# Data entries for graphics
^^^^

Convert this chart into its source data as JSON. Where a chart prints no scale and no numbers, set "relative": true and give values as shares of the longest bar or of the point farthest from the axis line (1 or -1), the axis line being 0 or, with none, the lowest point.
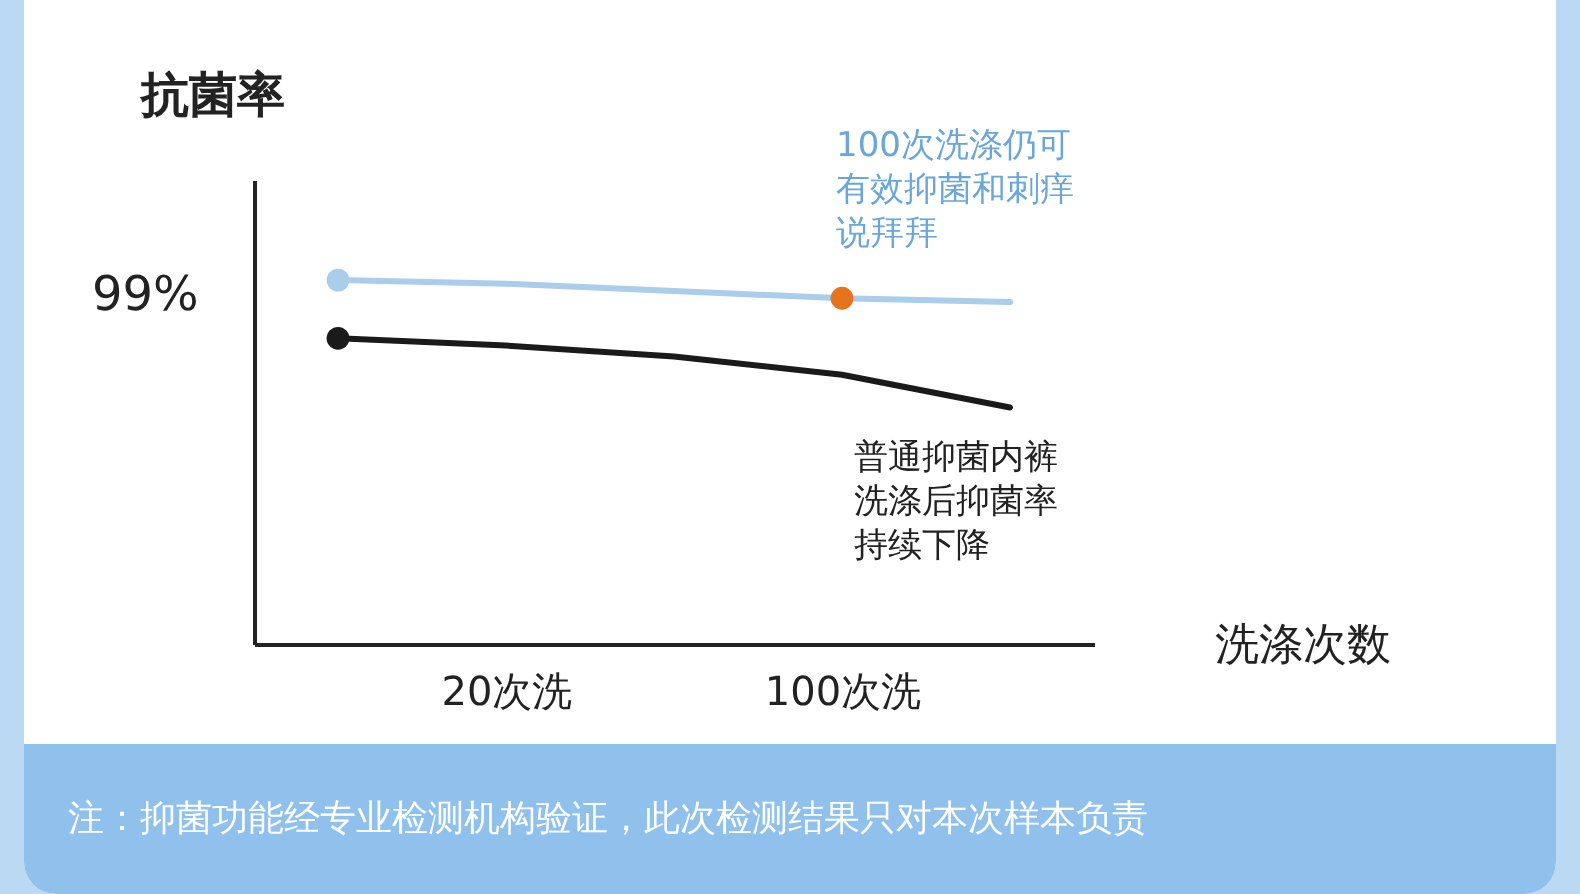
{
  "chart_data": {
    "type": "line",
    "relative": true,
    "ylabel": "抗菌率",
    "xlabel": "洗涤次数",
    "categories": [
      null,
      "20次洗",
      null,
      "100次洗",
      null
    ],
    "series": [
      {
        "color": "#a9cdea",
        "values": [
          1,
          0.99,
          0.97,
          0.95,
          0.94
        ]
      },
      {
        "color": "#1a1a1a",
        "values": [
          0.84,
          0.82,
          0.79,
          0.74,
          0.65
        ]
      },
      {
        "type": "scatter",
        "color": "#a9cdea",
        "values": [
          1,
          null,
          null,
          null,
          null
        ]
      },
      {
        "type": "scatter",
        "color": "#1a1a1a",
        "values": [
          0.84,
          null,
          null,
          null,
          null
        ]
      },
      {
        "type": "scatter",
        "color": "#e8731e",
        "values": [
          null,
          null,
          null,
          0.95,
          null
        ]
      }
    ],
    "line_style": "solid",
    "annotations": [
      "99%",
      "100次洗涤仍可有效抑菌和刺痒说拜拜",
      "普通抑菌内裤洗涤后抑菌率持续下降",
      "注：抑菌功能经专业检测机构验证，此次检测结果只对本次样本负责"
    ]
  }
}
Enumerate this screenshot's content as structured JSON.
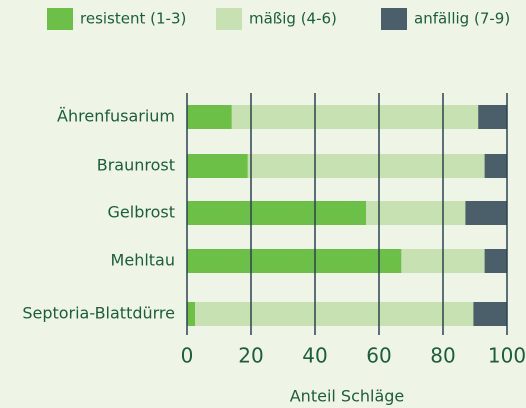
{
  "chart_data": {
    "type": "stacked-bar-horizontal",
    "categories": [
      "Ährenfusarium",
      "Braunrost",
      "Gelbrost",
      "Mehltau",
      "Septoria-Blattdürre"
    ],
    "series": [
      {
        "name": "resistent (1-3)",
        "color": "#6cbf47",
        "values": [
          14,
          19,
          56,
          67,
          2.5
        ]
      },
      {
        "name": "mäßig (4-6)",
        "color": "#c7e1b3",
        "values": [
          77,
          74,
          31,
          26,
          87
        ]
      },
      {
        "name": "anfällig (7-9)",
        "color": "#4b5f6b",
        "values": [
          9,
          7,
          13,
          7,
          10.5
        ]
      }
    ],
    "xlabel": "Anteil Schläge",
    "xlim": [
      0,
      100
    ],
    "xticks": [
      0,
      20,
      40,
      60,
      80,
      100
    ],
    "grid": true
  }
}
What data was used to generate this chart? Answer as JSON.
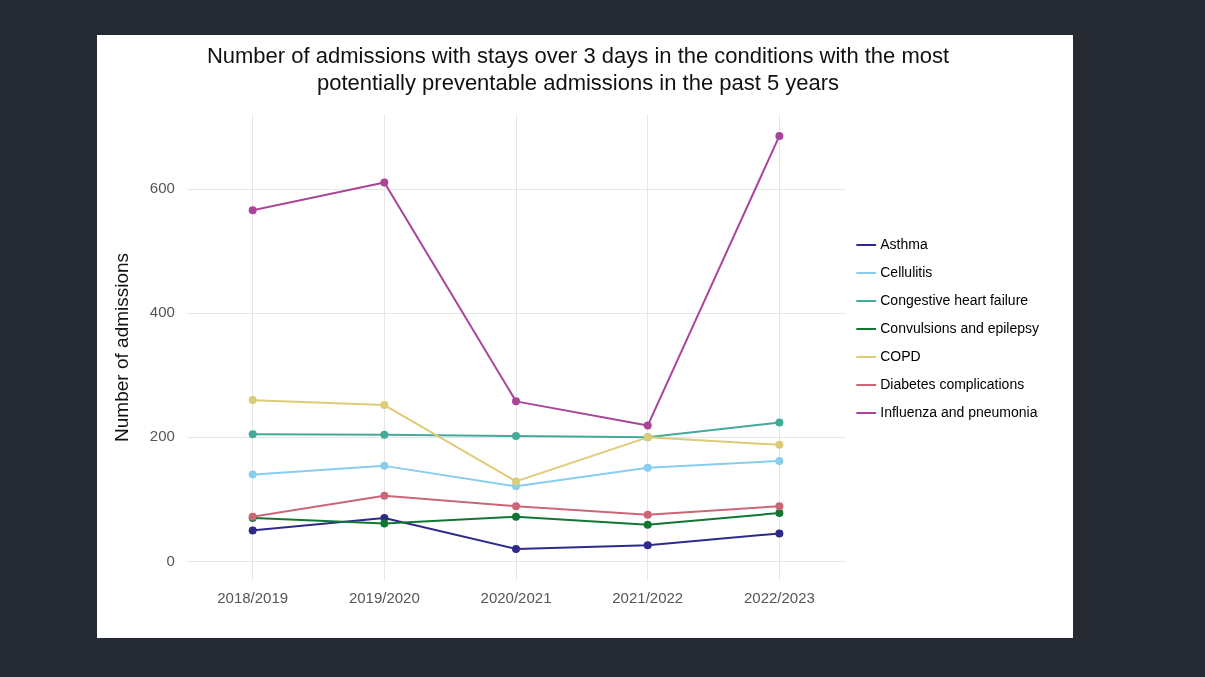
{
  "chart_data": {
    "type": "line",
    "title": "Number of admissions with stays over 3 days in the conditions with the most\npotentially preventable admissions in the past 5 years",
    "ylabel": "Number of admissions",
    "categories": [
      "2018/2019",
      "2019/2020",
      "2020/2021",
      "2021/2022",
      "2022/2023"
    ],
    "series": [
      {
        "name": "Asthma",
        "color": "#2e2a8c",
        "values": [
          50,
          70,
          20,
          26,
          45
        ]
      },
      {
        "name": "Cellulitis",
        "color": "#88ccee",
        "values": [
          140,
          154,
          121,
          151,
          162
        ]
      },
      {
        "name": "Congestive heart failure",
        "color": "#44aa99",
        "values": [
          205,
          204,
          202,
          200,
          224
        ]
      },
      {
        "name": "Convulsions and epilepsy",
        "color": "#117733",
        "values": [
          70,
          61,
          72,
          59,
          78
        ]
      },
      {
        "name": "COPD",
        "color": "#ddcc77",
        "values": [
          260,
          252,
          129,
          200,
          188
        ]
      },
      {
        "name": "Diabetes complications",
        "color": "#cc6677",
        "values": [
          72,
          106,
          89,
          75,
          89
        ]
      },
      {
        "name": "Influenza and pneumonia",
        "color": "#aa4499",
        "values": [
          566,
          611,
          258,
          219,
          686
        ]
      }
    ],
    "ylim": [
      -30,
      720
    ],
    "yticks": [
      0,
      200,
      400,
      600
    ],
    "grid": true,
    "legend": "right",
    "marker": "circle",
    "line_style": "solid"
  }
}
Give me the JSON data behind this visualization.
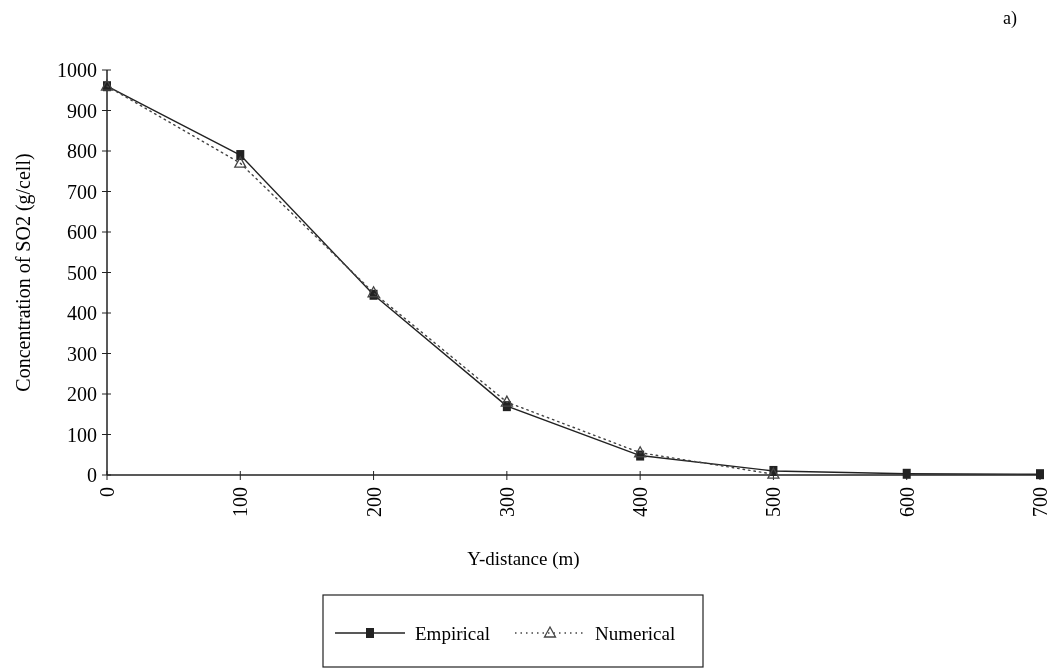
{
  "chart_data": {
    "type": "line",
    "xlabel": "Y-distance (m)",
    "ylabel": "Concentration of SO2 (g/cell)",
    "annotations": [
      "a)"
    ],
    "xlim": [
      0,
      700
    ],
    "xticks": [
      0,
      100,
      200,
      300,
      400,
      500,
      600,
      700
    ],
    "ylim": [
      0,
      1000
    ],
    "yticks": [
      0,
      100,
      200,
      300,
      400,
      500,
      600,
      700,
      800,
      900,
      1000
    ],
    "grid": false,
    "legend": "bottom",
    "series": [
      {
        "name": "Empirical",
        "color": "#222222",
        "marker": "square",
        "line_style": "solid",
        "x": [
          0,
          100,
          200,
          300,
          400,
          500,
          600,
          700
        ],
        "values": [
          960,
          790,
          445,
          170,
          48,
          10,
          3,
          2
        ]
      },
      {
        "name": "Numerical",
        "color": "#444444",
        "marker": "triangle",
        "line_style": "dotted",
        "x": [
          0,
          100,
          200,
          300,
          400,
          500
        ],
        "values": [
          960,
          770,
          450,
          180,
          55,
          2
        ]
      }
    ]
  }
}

^^^^

# WHAT THIS TASK INVOLVES
Write out the full set of lines verbatim, without the pictures.

# RESULT FOR THIS TASK
Convert this chart into its source data as JSON. Where a chart prints no scale and no numbers, set "relative": true and give values as shares of the longest bar or of the point farthest from the axis line (1 or -1), the axis line being 0 or, with none, the lowest point.
{
  "chart_data": {
    "type": "line",
    "relative": true,
    "ylabel": "抗菌率",
    "xlabel": "洗涤次数",
    "categories": [
      null,
      "20次洗",
      null,
      "100次洗",
      null
    ],
    "series": [
      {
        "color": "#a9cdea",
        "values": [
          1,
          0.99,
          0.97,
          0.95,
          0.94
        ]
      },
      {
        "color": "#1a1a1a",
        "values": [
          0.84,
          0.82,
          0.79,
          0.74,
          0.65
        ]
      },
      {
        "type": "scatter",
        "color": "#a9cdea",
        "values": [
          1,
          null,
          null,
          null,
          null
        ]
      },
      {
        "type": "scatter",
        "color": "#1a1a1a",
        "values": [
          0.84,
          null,
          null,
          null,
          null
        ]
      },
      {
        "type": "scatter",
        "color": "#e8731e",
        "values": [
          null,
          null,
          null,
          0.95,
          null
        ]
      }
    ],
    "line_style": "solid",
    "annotations": [
      "99%",
      "100次洗涤仍可有效抑菌和刺痒说拜拜",
      "普通抑菌内裤洗涤后抑菌率持续下降",
      "注：抑菌功能经专业检测机构验证，此次检测结果只对本次样本负责"
    ]
  }
}
Enumerate this screenshot's content as structured JSON.
{
  "chart_data": {
    "type": "stacked-bar-horizontal",
    "categories": [
      "Ährenfusarium",
      "Braunrost",
      "Gelbrost",
      "Mehltau",
      "Septoria-Blattdürre"
    ],
    "series": [
      {
        "name": "resistent (1-3)",
        "color": "#6cbf47",
        "values": [
          14,
          19,
          56,
          67,
          2.5
        ]
      },
      {
        "name": "mäßig (4-6)",
        "color": "#c7e1b3",
        "values": [
          77,
          74,
          31,
          26,
          87
        ]
      },
      {
        "name": "anfällig (7-9)",
        "color": "#4b5f6b",
        "values": [
          9,
          7,
          13,
          7,
          10.5
        ]
      }
    ],
    "xlabel": "Anteil Schläge",
    "xlim": [
      0,
      100
    ],
    "xticks": [
      0,
      20,
      40,
      60,
      80,
      100
    ],
    "grid": true
  }
}
What data was used to generate this chart? Answer as JSON.
{
  "chart_data": {
    "type": "line",
    "title": "Number of admissions with stays over 3 days in the conditions with the most\npotentially preventable admissions in the past 5 years",
    "ylabel": "Number of admissions",
    "categories": [
      "2018/2019",
      "2019/2020",
      "2020/2021",
      "2021/2022",
      "2022/2023"
    ],
    "series": [
      {
        "name": "Asthma",
        "color": "#2e2a8c",
        "values": [
          50,
          70,
          20,
          26,
          45
        ]
      },
      {
        "name": "Cellulitis",
        "color": "#88ccee",
        "values": [
          140,
          154,
          121,
          151,
          162
        ]
      },
      {
        "name": "Congestive heart failure",
        "color": "#44aa99",
        "values": [
          205,
          204,
          202,
          200,
          224
        ]
      },
      {
        "name": "Convulsions and epilepsy",
        "color": "#117733",
        "values": [
          70,
          61,
          72,
          59,
          78
        ]
      },
      {
        "name": "COPD",
        "color": "#ddcc77",
        "values": [
          260,
          252,
          129,
          200,
          188
        ]
      },
      {
        "name": "Diabetes complications",
        "color": "#cc6677",
        "values": [
          72,
          106,
          89,
          75,
          89
        ]
      },
      {
        "name": "Influenza and pneumonia",
        "color": "#aa4499",
        "values": [
          566,
          611,
          258,
          219,
          686
        ]
      }
    ],
    "ylim": [
      -30,
      720
    ],
    "yticks": [
      0,
      200,
      400,
      600
    ],
    "grid": true,
    "legend": "right",
    "marker": "circle",
    "line_style": "solid"
  }
}
Give me the JSON data behind this visualization.
{
  "chart_data": {
    "type": "line",
    "xlabel": "Y-distance (m)",
    "ylabel": "Concentration of SO2 (g/cell)",
    "annotations": [
      "a)"
    ],
    "xlim": [
      0,
      700
    ],
    "xticks": [
      0,
      100,
      200,
      300,
      400,
      500,
      600,
      700
    ],
    "ylim": [
      0,
      1000
    ],
    "yticks": [
      0,
      100,
      200,
      300,
      400,
      500,
      600,
      700,
      800,
      900,
      1000
    ],
    "grid": false,
    "legend": "bottom",
    "series": [
      {
        "name": "Empirical",
        "color": "#222222",
        "marker": "square",
        "line_style": "solid",
        "x": [
          0,
          100,
          200,
          300,
          400,
          500,
          600,
          700
        ],
        "values": [
          960,
          790,
          445,
          170,
          48,
          10,
          3,
          2
        ]
      },
      {
        "name": "Numerical",
        "color": "#444444",
        "marker": "triangle",
        "line_style": "dotted",
        "x": [
          0,
          100,
          200,
          300,
          400,
          500
        ],
        "values": [
          960,
          770,
          450,
          180,
          55,
          2
        ]
      }
    ]
  }
}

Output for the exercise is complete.